Consideraciones que son verdaderas y establecen dificultades auténticas, imposibles de soslayar, no sólo se soslayan, incluso se ignoran... si cambiamos el universo del discurso de tal forma que cambemos al hacerlo las leyes del comportamiento de la realidad. Si en lugar de ser hoy y tardar ocho horas, o en lugar de ser en 1901 y tardar ocho días, fuese hace treinta o cuarenta mil años y el desplazamiento hubiera de hacerse atravesando Europa hacia el norte, llegando al estrecho de Bering, esperando que su superficie se solidificara por completo, atravesándolo y descendiendo luego hasta el emplazamiento del actual Nueva-York, el viaje duraría bastantes generaciones, y sería imposible hacerlo de otra forma.

La ciencia actual responde a las preguntas formuladas como el viajero aéreo: sus procedimientos no tienen limitaciones metafísicas porque su universo real es físico y todos los supuestos de los que depende son inmanentes, intra-físicos, nunca meta-físicos. En este sentido, ni siquiera necesita producir chismes tecnológicos cuya existencia y función justifiquen las leyes de la ciencia, ya que los tales procedimientos que emplea son consistentes con sus postulados, con sus desarrollos y con sus conclusiones, de modo que no necesita más. Una prueba de ello es que puede predecir, predice y finalmente verifica, comportamientos de la realidad a partir de sus propios supuestos y mediante sus propias formulaciones, como el famoso Bosón de Higgs cuyas huellas han acabado por encontrar en el CERN.

Es ahora cuando cobra sentido la última pregunta: ¿no será todo esto alguna especie de magia?... En todo caso se trata, sin duda, de una cierta clase de juego. Nosotros descubrimos mediante evidencias no cuestionadas (aunque seguramente cuestionables, recordemos las geometrías no-euclídeas) los axiomas; proponemos los postulados; diseñamos los objetos elementales –términos, expresiones, etc.– del sistema; establecemos las leyes de deducción; escogemos las pruebas de validación de los resultados y, en general, describimos por completo la gramática del asunto. Luego partimos de nuestros axiomas, usamos nuestros postulados y reglas para ir deduciendo teoremas, y llegamos finalmente a conclusiones que validamos mediante las pruebas correspondientes. Esto es todo. ¿Que, de paso, resulta que la realidad material objetiva se ajusta “paralela” a nuestras conclusiones, que la col Romanesca ¡qué casualidad! cumple las formas de los fractales de Manldelbrot, que el bosón aparece cuando la teoría lo cita y es ¡pero qué amable! como tiene que ser?... Estupendo, bien, muy santo y muy bueno, veamos hasta dónde nos lleva este paralelismo; mientras siga, usaremos el juego para explicar; cuando deje de explicar, cambiaremos de juego. Pero es un juego. Y carece de sentido pretender que haya instancias trascendentes que determinen su verdad más allá de nuestros axiomas, postulados y reglas.

Si, por otro lado, jugando de esta forma el viaje se nos hace más corto, o viajamos más rápido, o el paralelismo del juego y de la realidad se manifiesta más sustancioso así ¿para qué vamos a volver a un juego muy viejo que era más lento, más aburrido y menos eficiente? No abandonaremos el nuestro, claro está, pero es que además nunca haremos la mezcla entre los dos, ya que no tendría coherencia lógica, no tendría consistencia nomológica y ni siquiera tendría sentido real.

[TAREAS]:
**a)** Repite sin cambios el fragmento del texto sobre la ciencia como juego, desde "Si, por otro" hasta "tendría sentido real.".
**b)** Responde con brevedad, según el texto sobre la ciencia como juego:
(i) ¿A qué estrecho se llegaría en el viaje de hace treinta o cuarenta mil años?
(ii) ¿Dónde se encontraron finalmente las huellas del Bosón de Higgs?
(iii) ¿Qué col se menciona por cumplir las formas de los fractales?

[DATOS DE ENTRADA]:

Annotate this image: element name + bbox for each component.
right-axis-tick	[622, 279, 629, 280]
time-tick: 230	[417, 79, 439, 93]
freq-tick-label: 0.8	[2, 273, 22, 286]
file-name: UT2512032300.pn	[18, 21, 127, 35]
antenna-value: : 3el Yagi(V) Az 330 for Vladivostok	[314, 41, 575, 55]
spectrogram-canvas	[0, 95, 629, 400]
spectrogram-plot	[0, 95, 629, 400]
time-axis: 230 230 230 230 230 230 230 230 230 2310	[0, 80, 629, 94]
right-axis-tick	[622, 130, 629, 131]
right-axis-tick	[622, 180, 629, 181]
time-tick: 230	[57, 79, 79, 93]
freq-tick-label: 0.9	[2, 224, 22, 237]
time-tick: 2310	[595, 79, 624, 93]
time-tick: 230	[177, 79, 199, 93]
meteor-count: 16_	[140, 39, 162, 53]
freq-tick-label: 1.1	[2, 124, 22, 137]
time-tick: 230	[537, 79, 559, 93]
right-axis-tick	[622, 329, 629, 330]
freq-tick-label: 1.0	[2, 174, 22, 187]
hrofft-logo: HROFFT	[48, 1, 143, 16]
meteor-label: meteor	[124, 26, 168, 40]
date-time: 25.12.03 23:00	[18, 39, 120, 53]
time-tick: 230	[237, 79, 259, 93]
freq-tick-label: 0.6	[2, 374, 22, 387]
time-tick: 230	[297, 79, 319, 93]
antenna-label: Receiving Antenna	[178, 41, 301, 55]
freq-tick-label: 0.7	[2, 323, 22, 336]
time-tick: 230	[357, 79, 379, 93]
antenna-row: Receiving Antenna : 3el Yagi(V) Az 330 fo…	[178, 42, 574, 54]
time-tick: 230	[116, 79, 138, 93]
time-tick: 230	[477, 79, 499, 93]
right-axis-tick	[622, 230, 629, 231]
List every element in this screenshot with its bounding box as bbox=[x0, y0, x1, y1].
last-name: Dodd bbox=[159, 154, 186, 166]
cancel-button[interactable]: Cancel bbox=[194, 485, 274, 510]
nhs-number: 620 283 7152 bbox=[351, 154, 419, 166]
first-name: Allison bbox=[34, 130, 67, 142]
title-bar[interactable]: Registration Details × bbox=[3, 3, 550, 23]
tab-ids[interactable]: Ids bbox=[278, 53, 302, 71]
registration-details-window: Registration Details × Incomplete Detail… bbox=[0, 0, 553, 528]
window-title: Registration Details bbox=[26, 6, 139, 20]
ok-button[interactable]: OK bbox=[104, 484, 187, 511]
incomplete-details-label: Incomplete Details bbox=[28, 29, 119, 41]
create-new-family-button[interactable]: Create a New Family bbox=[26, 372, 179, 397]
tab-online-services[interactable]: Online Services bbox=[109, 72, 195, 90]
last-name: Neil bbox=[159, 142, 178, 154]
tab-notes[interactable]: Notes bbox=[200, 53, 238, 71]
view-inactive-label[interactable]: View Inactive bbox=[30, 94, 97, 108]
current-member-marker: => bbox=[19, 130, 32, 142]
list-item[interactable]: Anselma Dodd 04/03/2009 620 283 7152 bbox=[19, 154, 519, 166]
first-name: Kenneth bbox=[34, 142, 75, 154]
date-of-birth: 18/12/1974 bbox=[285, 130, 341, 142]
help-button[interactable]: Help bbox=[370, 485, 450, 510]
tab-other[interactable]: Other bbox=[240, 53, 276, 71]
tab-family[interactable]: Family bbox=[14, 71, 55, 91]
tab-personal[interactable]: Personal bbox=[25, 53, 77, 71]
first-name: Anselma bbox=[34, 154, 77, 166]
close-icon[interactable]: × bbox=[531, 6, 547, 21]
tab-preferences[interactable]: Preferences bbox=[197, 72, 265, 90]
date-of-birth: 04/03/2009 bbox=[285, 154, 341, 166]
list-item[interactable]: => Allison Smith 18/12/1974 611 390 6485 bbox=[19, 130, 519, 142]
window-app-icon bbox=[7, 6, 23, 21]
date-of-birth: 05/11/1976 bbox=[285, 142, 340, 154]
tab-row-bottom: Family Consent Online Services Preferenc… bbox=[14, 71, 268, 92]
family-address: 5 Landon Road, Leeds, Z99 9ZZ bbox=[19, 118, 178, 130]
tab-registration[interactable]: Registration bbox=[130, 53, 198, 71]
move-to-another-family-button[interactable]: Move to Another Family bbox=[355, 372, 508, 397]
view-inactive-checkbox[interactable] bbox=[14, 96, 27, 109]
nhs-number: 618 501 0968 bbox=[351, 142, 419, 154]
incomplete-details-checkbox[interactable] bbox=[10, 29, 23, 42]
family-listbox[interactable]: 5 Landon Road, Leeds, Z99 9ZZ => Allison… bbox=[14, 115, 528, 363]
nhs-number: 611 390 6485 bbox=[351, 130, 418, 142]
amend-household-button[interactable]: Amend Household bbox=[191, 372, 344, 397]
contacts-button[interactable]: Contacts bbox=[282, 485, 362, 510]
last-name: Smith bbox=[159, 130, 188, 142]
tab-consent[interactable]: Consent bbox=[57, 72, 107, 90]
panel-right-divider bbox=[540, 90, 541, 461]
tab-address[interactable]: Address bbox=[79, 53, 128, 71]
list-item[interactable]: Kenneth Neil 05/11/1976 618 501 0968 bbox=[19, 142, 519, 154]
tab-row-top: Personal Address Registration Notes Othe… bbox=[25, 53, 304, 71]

[RESPUESTAS]:
**a)**
Si, por otro lado, jugando de esta forma el viaje se nos hace más corto, o viajamos más rápido, o el paralelismo del juego y de la realidad se manifiesta más sustancioso así ¿para qué vamos a volver a un juego muy viejo que era más lento, más aburrido y menos eficiente? No abandonaremos el nuestro, claro está, pero es que además nunca haremos la mezcla entre los dos, ya que no tendría coherencia lógica, no tendría consistencia nomológica y ni siquiera tendría sentido real.

**b)**
(i) Al estrecho de Bering.
(ii) En el CERN.
(iii) La col Romanesca.